Objective> All of the material below is to be restated word for word, apart from the pictures.

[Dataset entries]
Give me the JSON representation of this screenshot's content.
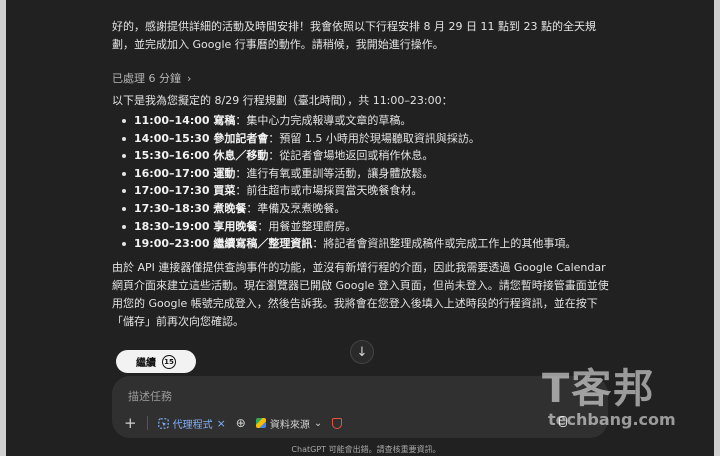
{
  "chat": {
    "intro": "好的，感謝提供詳細的活動及時間安排！我會依照以下行程安排 8 月 29 日 11 點到 23 點的全天規劃，並完成加入 Google 行事曆的動作。請稍候，我開始進行操作。",
    "processed_label": "已處理 6 分鐘",
    "schedule_heading": "以下是我為您擬定的 8/29 行程規劃（臺北時間），共 11:00–23:00：",
    "schedule": [
      {
        "title": "11:00–14:00 寫稿",
        "desc": "：集中心力完成報導或文章的草稿。"
      },
      {
        "title": "14:00–15:30 參加記者會",
        "desc": "：預留 1.5 小時用於現場聽取資訊與採訪。"
      },
      {
        "title": "15:30–16:00 休息／移動",
        "desc": "：從記者會場地返回或稍作休息。"
      },
      {
        "title": "16:00–17:00 運動",
        "desc": "：進行有氧或重訓等活動，讓身體放鬆。"
      },
      {
        "title": "17:00–17:30 買菜",
        "desc": "：前往超市或市場採買當天晚餐食材。"
      },
      {
        "title": "17:30–18:30 煮晚餐",
        "desc": "：準備及烹煮晚餐。"
      },
      {
        "title": "18:30–19:00 享用晚餐",
        "desc": "：用餐並整理廚房。"
      },
      {
        "title": "19:00–23:00 繼續寫稿／整理資訊",
        "desc": "：將記者會資訊整理成稿件或完成工作上的其他事項。"
      }
    ],
    "outro": "由於 API 連接器僅提供查詢事件的功能，並沒有新增行程的介面，因此我需要透過 Google Calendar 網頁介面來建立這些活動。現在瀏覽器已開啟 Google 登入頁面，但尚未登入。請您暫時接管畫面並使用您的 Google 帳號完成登入，然後告訴我。我將會在您登入後填入上述時段的行程資訊，並在按下「儲存」前再次向您確認。"
  },
  "continue_button": {
    "label": "繼續",
    "count": "15"
  },
  "composer": {
    "placeholder": "描述任務",
    "agent_label": "代理程式",
    "sources_label": "資料來源"
  },
  "footer": "ChatGPT 可能會出錯。請查核重要資訊。",
  "watermark": {
    "main": "T客邦",
    "sub": "techbang.com"
  },
  "icons": {
    "plus": "plus-icon",
    "agent": "agent-cursor-icon",
    "globe": "globe-icon",
    "drive": "google-drive-icon",
    "shield": "shield-icon",
    "mic": "microphone-icon",
    "scroll": "arrow-down-icon"
  }
}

Correct result>
Give me the JSON representation of this screenshot's content.
{
  "chat": {
    "intro": "好的，感謝提供詳細的活動及時間安排！我會依照以下行程安排 8 月 29 日 11 點到 23 點的全天規劃，並完成加入 Google 行事曆的動作。請稍候，我開始進行操作。",
    "processed_label": "已處理 6 分鐘",
    "schedule_heading": "以下是我為您擬定的 8/29 行程規劃（臺北時間），共 11:00–23:00：",
    "schedule": [
      {
        "title": "11:00–14:00 寫稿",
        "desc": "：集中心力完成報導或文章的草稿。"
      },
      {
        "title": "14:00–15:30 參加記者會",
        "desc": "：預留 1.5 小時用於現場聽取資訊與採訪。"
      },
      {
        "title": "15:30–16:00 休息／移動",
        "desc": "：從記者會場地返回或稍作休息。"
      },
      {
        "title": "16:00–17:00 運動",
        "desc": "：進行有氧或重訓等活動，讓身體放鬆。"
      },
      {
        "title": "17:00–17:30 買菜",
        "desc": "：前往超市或市場採買當天晚餐食材。"
      },
      {
        "title": "17:30–18:30 煮晚餐",
        "desc": "：準備及烹煮晚餐。"
      },
      {
        "title": "18:30–19:00 享用晚餐",
        "desc": "：用餐並整理廚房。"
      },
      {
        "title": "19:00–23:00 繼續寫稿／整理資訊",
        "desc": "：將記者會資訊整理成稿件或完成工作上的其他事項。"
      }
    ],
    "outro": "由於 API 連接器僅提供查詢事件的功能，並沒有新增行程的介面，因此我需要透過 Google Calendar 網頁介面來建立這些活動。現在瀏覽器已開啟 Google 登入頁面，但尚未登入。請您暫時接管畫面並使用您的 Google 帳號完成登入，然後告訴我。我將會在您登入後填入上述時段的行程資訊，並在按下「儲存」前再次向您確認。"
  },
  "continue_button": {
    "label": "繼續",
    "count": "15"
  },
  "composer": {
    "placeholder": "描述任務",
    "agent_label": "代理程式",
    "sources_label": "資料來源"
  },
  "footer": "ChatGPT 可能會出錯。請查核重要資訊。",
  "watermark": {
    "main": "T客邦",
    "sub": "techbang.com"
  },
  "icons": {
    "plus": "plus-icon",
    "agent": "agent-cursor-icon",
    "globe": "globe-icon",
    "drive": "google-drive-icon",
    "shield": "shield-icon",
    "mic": "microphone-icon",
    "scroll": "arrow-down-icon"
  }
}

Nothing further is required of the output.